__提示文__.
--
ホテル経営をしている人はそれなりにいます。旅館やビジネスホテルなど違いはありますが、宿泊業によって経営をしているのです。

こうした宿泊業で利益率を上げる方法としては、「ベッド数を増やす」「稼働率を上げる」などはあるものの、最も手っ取り早い方法の一つに経費削減です。無駄な固定費を大幅に減らすことによって、それだけで利益上昇につながります。

ただ、旅館・ホテル経営で何も考えずに経費削減すると、むしろ経営に対して悪影響を及ぼすようになります。そこで、正しいコスト削減の方法を試さなければいけません。

それでは、宿泊業ではどのようにコスト削減を実施すればいいのでしょうか。正しく行えば特に労力なしに年間で何百万円もの固定費削減も可能なので、これらをどのようにすればいいのか解説していきます。
--
__作業目標__.
1. 提示文によると、旅館・ホテル経営では、なぜ正しいコスト削減の方法を試す必要があるのでしょうか。一～三文で説明してください。
2. 宿泊業のコスト削減を扱った提示文の続きを、最後の文の後から書いてください。

__提供データ__.
--
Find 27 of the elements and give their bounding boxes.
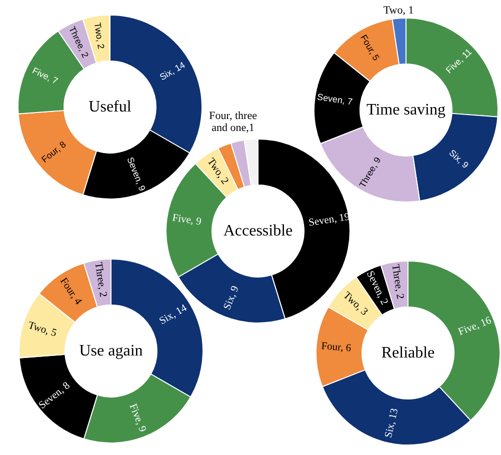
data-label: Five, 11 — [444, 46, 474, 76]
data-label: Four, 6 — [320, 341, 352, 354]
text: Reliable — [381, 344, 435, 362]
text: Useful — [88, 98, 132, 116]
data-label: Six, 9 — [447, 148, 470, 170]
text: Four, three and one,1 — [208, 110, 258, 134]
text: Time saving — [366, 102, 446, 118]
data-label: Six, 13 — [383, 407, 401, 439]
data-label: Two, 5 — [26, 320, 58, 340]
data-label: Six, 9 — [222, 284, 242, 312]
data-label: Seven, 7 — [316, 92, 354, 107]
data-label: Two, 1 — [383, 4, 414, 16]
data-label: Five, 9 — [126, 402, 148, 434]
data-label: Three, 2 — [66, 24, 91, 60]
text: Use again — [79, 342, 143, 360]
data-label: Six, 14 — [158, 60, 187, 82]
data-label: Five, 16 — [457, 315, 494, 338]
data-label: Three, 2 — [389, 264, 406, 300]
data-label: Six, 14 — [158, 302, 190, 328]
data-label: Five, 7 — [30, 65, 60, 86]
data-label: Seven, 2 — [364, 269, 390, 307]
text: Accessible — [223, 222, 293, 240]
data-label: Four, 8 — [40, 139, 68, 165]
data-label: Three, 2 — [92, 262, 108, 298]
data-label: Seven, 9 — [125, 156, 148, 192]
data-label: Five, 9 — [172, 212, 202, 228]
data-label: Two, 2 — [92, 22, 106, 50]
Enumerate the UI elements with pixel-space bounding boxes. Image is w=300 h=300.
--
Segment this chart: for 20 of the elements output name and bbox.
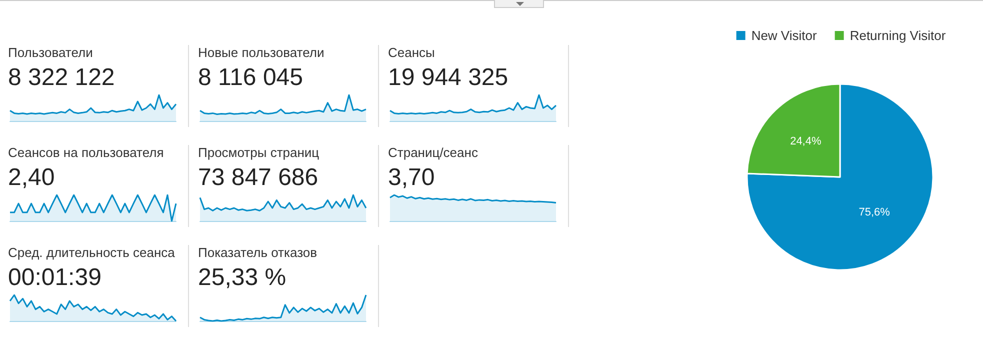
--
__出力一覧__.
1. 何も考えずに経費削減を行うと、かえって経営に悪影響を及ぼすようになるためです。

2.
顧客満足度に影響する変動費削減は不可

コスト削減については、行おうと思えば削減対象は何でも可能です。そのために多くの業界では固定費・変動費を含めて削減しようと考えます。

ただ、顧客満足度に関する項目について削除するのは微妙です。例えば宿泊業の変動費であれば、以下のような部分については簡単に削減できます。

  • リネン費
  • 業務委託費
  • 消耗品費

ただ、これらの変動費を削減する労力は少ないですが顧客満足度に直結してしまいます。そうなると「リピート客を取れなくなる」「良い口コミが生まれなくなる」など、ホテル経営が微妙になってしまいます。

コスト削減では、可能な限りお客さんの満足度とは関係ない部分にて努力しなければいけません。よくあるのは、以下のような削減案です。

  • 客室アメニティをフロントで管理し、申し出があれば渡す
  • 連泊客のリネン交換を省略する

このように、旅館・ホテル経営ではいろんな削減アイディアがあります。ただ、お客さんにとってはどうしても不便になってしまうことには変わりがありません。そのため、可能な限りお客さんにとって満足度の低下につながる部分は後回しにしなければいけません。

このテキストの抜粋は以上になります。